• _YOUR INSTRUCTIONS_
Every record should be written out exactly, please.

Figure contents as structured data
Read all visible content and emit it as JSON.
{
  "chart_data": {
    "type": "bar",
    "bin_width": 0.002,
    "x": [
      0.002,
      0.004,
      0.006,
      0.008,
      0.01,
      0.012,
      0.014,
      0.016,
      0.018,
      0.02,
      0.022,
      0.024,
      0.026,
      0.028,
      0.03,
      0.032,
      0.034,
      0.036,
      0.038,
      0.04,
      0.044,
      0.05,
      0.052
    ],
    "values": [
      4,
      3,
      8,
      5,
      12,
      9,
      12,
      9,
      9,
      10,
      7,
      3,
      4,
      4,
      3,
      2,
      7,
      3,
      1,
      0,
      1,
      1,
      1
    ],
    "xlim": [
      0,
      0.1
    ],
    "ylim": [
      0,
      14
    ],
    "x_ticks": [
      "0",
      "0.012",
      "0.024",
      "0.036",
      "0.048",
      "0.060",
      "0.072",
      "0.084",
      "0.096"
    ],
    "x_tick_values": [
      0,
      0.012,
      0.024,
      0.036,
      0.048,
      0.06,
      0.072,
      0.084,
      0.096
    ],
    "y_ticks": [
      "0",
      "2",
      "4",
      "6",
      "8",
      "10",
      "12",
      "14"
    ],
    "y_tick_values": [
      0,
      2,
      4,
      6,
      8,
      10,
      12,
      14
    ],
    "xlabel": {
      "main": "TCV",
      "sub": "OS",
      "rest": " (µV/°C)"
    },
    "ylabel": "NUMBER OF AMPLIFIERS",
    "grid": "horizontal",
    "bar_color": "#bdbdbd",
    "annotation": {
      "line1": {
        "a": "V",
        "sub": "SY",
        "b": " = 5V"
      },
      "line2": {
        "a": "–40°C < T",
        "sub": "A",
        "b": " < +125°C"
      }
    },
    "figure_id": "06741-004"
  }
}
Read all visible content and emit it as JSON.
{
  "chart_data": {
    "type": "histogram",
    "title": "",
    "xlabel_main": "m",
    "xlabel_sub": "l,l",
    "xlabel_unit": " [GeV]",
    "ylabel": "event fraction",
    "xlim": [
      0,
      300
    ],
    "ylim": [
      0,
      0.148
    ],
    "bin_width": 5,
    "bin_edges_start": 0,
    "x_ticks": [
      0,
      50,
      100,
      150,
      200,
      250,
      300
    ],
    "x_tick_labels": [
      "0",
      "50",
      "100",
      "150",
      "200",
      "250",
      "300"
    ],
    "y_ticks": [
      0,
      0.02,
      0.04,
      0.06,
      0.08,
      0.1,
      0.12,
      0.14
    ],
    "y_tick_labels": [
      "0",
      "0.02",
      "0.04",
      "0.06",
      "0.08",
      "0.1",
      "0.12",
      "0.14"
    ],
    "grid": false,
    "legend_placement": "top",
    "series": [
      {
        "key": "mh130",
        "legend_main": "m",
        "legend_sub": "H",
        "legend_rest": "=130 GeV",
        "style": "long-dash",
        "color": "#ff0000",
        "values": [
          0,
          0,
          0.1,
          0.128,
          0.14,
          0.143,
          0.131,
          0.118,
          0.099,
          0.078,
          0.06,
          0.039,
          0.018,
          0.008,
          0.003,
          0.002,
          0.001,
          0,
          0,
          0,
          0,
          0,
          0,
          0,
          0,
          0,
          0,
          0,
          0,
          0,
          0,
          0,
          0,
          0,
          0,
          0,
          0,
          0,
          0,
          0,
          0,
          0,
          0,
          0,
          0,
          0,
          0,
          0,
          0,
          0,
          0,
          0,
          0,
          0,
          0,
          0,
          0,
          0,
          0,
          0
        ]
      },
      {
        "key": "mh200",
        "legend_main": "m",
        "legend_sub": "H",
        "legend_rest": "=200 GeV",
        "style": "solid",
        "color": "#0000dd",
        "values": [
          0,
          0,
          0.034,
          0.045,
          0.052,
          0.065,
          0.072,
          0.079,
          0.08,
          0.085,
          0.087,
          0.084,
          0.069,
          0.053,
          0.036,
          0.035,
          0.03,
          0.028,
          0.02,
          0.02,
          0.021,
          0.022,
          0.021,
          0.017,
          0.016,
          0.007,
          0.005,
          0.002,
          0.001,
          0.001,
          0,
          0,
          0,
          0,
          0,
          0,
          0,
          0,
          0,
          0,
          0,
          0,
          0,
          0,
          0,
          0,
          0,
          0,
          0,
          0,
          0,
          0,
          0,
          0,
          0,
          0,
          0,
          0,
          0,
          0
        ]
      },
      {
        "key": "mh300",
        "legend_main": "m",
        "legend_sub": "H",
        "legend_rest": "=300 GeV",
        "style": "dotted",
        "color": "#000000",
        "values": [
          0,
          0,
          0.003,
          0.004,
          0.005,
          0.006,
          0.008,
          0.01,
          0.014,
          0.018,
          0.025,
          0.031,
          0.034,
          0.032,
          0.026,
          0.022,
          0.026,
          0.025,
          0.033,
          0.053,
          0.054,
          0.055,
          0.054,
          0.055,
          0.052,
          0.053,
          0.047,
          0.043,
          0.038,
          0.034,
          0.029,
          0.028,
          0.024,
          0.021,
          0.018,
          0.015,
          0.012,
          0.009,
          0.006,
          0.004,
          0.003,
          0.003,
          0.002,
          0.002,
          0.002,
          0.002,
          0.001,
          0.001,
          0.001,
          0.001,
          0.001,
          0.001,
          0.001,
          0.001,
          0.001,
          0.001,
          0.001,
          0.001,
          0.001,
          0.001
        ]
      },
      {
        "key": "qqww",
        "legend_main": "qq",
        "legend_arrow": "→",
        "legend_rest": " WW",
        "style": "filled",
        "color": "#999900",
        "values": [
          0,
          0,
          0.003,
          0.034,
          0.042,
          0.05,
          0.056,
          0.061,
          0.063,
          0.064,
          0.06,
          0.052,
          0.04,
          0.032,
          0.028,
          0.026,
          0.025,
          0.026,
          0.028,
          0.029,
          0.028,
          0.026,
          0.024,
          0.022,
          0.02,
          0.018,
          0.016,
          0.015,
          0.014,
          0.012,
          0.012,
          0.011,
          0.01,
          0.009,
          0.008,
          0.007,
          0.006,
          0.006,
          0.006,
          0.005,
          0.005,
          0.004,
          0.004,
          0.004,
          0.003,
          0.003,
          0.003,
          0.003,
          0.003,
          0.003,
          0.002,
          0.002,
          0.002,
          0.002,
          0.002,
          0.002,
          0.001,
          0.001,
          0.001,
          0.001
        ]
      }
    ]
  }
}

• _FULL ANSWER_
Read all visible content and emit it as JSON.
{
  "chart_data": {
    "type": "bar",
    "bin_width": 0.002,
    "x": [
      0.002,
      0.004,
      0.006,
      0.008,
      0.01,
      0.012,
      0.014,
      0.016,
      0.018,
      0.02,
      0.022,
      0.024,
      0.026,
      0.028,
      0.03,
      0.032,
      0.034,
      0.036,
      0.038,
      0.04,
      0.044,
      0.05,
      0.052
    ],
    "values": [
      4,
      3,
      8,
      5,
      12,
      9,
      12,
      9,
      9,
      10,
      7,
      3,
      4,
      4,
      3,
      2,
      7,
      3,
      1,
      0,
      1,
      1,
      1
    ],
    "xlim": [
      0,
      0.1
    ],
    "ylim": [
      0,
      14
    ],
    "x_ticks": [
      "0",
      "0.012",
      "0.024",
      "0.036",
      "0.048",
      "0.060",
      "0.072",
      "0.084",
      "0.096"
    ],
    "x_tick_values": [
      0,
      0.012,
      0.024,
      0.036,
      0.048,
      0.06,
      0.072,
      0.084,
      0.096
    ],
    "y_ticks": [
      "0",
      "2",
      "4",
      "6",
      "8",
      "10",
      "12",
      "14"
    ],
    "y_tick_values": [
      0,
      2,
      4,
      6,
      8,
      10,
      12,
      14
    ],
    "xlabel": {
      "main": "TCV",
      "sub": "OS",
      "rest": " (µV/°C)"
    },
    "ylabel": "NUMBER OF AMPLIFIERS",
    "grid": "horizontal",
    "bar_color": "#bdbdbd",
    "annotation": {
      "line1": {
        "a": "V",
        "sub": "SY",
        "b": " = 5V"
      },
      "line2": {
        "a": "–40°C < T",
        "sub": "A",
        "b": " < +125°C"
      }
    },
    "figure_id": "06741-004"
  }
}
Read all visible content and emit it as JSON.
{
  "chart_data": {
    "type": "histogram",
    "title": "",
    "xlabel_main": "m",
    "xlabel_sub": "l,l",
    "xlabel_unit": " [GeV]",
    "ylabel": "event fraction",
    "xlim": [
      0,
      300
    ],
    "ylim": [
      0,
      0.148
    ],
    "bin_width": 5,
    "bin_edges_start": 0,
    "x_ticks": [
      0,
      50,
      100,
      150,
      200,
      250,
      300
    ],
    "x_tick_labels": [
      "0",
      "50",
      "100",
      "150",
      "200",
      "250",
      "300"
    ],
    "y_ticks": [
      0,
      0.02,
      0.04,
      0.06,
      0.08,
      0.1,
      0.12,
      0.14
    ],
    "y_tick_labels": [
      "0",
      "0.02",
      "0.04",
      "0.06",
      "0.08",
      "0.1",
      "0.12",
      "0.14"
    ],
    "grid": false,
    "legend_placement": "top",
    "series": [
      {
        "key": "mh130",
        "legend_main": "m",
        "legend_sub": "H",
        "legend_rest": "=130 GeV",
        "style": "long-dash",
        "color": "#ff0000",
        "values": [
          0,
          0,
          0.1,
          0.128,
          0.14,
          0.143,
          0.131,
          0.118,
          0.099,
          0.078,
          0.06,
          0.039,
          0.018,
          0.008,
          0.003,
          0.002,
          0.001,
          0,
          0,
          0,
          0,
          0,
          0,
          0,
          0,
          0,
          0,
          0,
          0,
          0,
          0,
          0,
          0,
          0,
          0,
          0,
          0,
          0,
          0,
          0,
          0,
          0,
          0,
          0,
          0,
          0,
          0,
          0,
          0,
          0,
          0,
          0,
          0,
          0,
          0,
          0,
          0,
          0,
          0,
          0
        ]
      },
      {
        "key": "mh200",
        "legend_main": "m",
        "legend_sub": "H",
        "legend_rest": "=200 GeV",
        "style": "solid",
        "color": "#0000dd",
        "values": [
          0,
          0,
          0.034,
          0.045,
          0.052,
          0.065,
          0.072,
          0.079,
          0.08,
          0.085,
          0.087,
          0.084,
          0.069,
          0.053,
          0.036,
          0.035,
          0.03,
          0.028,
          0.02,
          0.02,
          0.021,
          0.022,
          0.021,
          0.017,
          0.016,
          0.007,
          0.005,
          0.002,
          0.001,
          0.001,
          0,
          0,
          0,
          0,
          0,
          0,
          0,
          0,
          0,
          0,
          0,
          0,
          0,
          0,
          0,
          0,
          0,
          0,
          0,
          0,
          0,
          0,
          0,
          0,
          0,
          0,
          0,
          0,
          0,
          0
        ]
      },
      {
        "key": "mh300",
        "legend_main": "m",
        "legend_sub": "H",
        "legend_rest": "=300 GeV",
        "style": "dotted",
        "color": "#000000",
        "values": [
          0,
          0,
          0.003,
          0.004,
          0.005,
          0.006,
          0.008,
          0.01,
          0.014,
          0.018,
          0.025,
          0.031,
          0.034,
          0.032,
          0.026,
          0.022,
          0.026,
          0.025,
          0.033,
          0.053,
          0.054,
          0.055,
          0.054,
          0.055,
          0.052,
          0.053,
          0.047,
          0.043,
          0.038,
          0.034,
          0.029,
          0.028,
          0.024,
          0.021,
          0.018,
          0.015,
          0.012,
          0.009,
          0.006,
          0.004,
          0.003,
          0.003,
          0.002,
          0.002,
          0.002,
          0.002,
          0.001,
          0.001,
          0.001,
          0.001,
          0.001,
          0.001,
          0.001,
          0.001,
          0.001,
          0.001,
          0.001,
          0.001,
          0.001,
          0.001
        ]
      },
      {
        "key": "qqww",
        "legend_main": "qq",
        "legend_arrow": "→",
        "legend_rest": " WW",
        "style": "filled",
        "color": "#999900",
        "values": [
          0,
          0,
          0.003,
          0.034,
          0.042,
          0.05,
          0.056,
          0.061,
          0.063,
          0.064,
          0.06,
          0.052,
          0.04,
          0.032,
          0.028,
          0.026,
          0.025,
          0.026,
          0.028,
          0.029,
          0.028,
          0.026,
          0.024,
          0.022,
          0.02,
          0.018,
          0.016,
          0.015,
          0.014,
          0.012,
          0.012,
          0.011,
          0.01,
          0.009,
          0.008,
          0.007,
          0.006,
          0.006,
          0.006,
          0.005,
          0.005,
          0.004,
          0.004,
          0.004,
          0.003,
          0.003,
          0.003,
          0.003,
          0.003,
          0.003,
          0.002,
          0.002,
          0.002,
          0.002,
          0.002,
          0.002,
          0.001,
          0.001,
          0.001,
          0.001
        ]
      }
    ]
  }
}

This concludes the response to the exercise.